Return each line of the listing below, unchanged, and omit the images.

** Start of Task input **

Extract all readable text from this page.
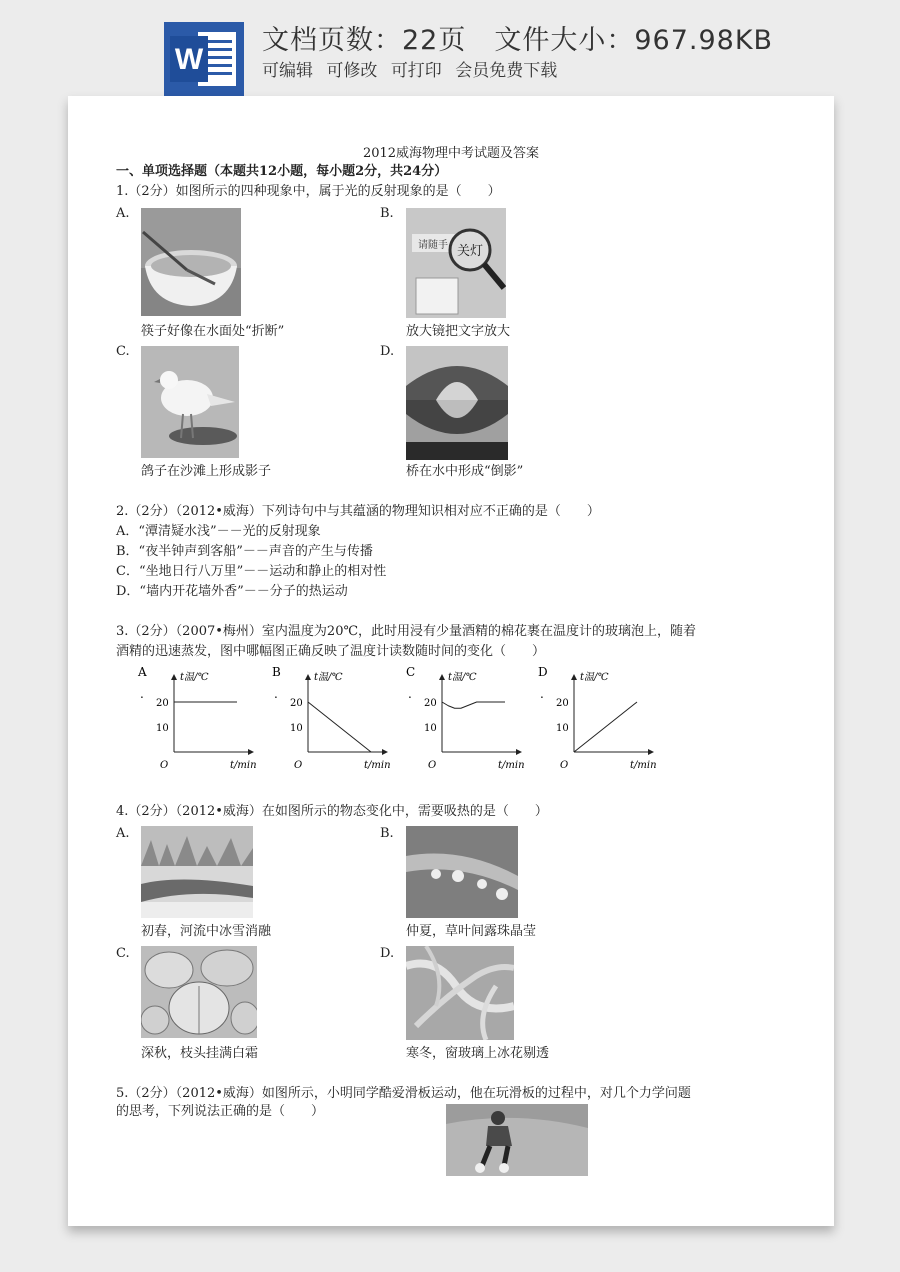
W
文档页数：22页 文件大小：967.98KB
可编辑 可修改 可打印 会员免费下载
2012威海物理中考试题及答案
一、单项选择题（本题共12小题，每小题2分，共24分）
1.（2分）如图所示的四种现象中，属于光的反射现象的是（　　）
A.	B.
请随手 关灯
筷子好像在水面处“折断”	放大镜把文字放大
C.	D.
鸽子在沙滩上形成影子	桥在水中形成“倒影”
2.（2分）（2012•威海）下列诗句中与其蕴涵的物理知识相对应不正确的是（　　）
A．“潭清疑水浅”－－光的反射现象
B．“夜半钟声到客船”－－声音的产生与传播
C．“坐地日行八万里”－－运动和静止的相对性
D．“墙内开花墙外香”－－分子的热运动
3.（2分）（2007•梅州）室内温度为20℃，此时用浸有少量酒精的棉花裹在温度计的玻璃泡上，随着
酒精的迅速蒸发，图中哪幅图正确反映了温度计读数随时间的变化（　　）
A
.
t温/℃
t/min
O
10
20
B
.
t温/℃
t/min
O
10
20
C
.
t温/℃
t/min
O
10
20
D
.
t温/℃
t/min
O
10
20
4.（2分）（2012•威海）在如图所示的物态变化中，需要吸热的是（　　）
A.	B.
初春，河流中冰雪消融	仲夏，草叶间露珠晶莹
C.	D.
深秋，枝头挂满白霜	寒冬，窗玻璃上冰花剔透
5.（2分）（2012•威海）如图所示，小明同学酷爱滑板运动，他在玩滑板的过程中，对几个力学问题
的思考，下列说法正确的是（　　）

** End of Task input **

* Answer in full:
Extract all readable text from this page.
W
文档页数：22页 文件大小：967.98KB
可编辑 可修改 可打印 会员免费下载
2012威海物理中考试题及答案
一、单项选择题（本题共12小题，每小题2分，共24分）
1.（2分）如图所示的四种现象中，属于光的反射现象的是（　　）
A.	B.
请随手 关灯
筷子好像在水面处“折断”	放大镜把文字放大
C.	D.
鸽子在沙滩上形成影子	桥在水中形成“倒影”
2.（2分）（2012•威海）下列诗句中与其蕴涵的物理知识相对应不正确的是（　　）
A．“潭清疑水浅”－－光的反射现象
B．“夜半钟声到客船”－－声音的产生与传播
C．“坐地日行八万里”－－运动和静止的相对性
D．“墙内开花墙外香”－－分子的热运动
3.（2分）（2007•梅州）室内温度为20℃，此时用浸有少量酒精的棉花裹在温度计的玻璃泡上，随着
酒精的迅速蒸发，图中哪幅图正确反映了温度计读数随时间的变化（　　）
A
.
t温/℃
t/min
O
10
20
B
.
t温/℃
t/min
O
10
20
C
.
t温/℃
t/min
O
10
20
D
.
t温/℃
t/min
O
10
20
4.（2分）（2012•威海）在如图所示的物态变化中，需要吸热的是（　　）
A.	B.
初春，河流中冰雪消融	仲夏，草叶间露珠晶莹
C.	D.
深秋，枝头挂满白霜	寒冬，窗玻璃上冰花剔透
5.（2分）（2012•威海）如图所示，小明同学酷爱滑板运动，他在玩滑板的过程中，对几个力学问题
的思考，下列说法正确的是（　　）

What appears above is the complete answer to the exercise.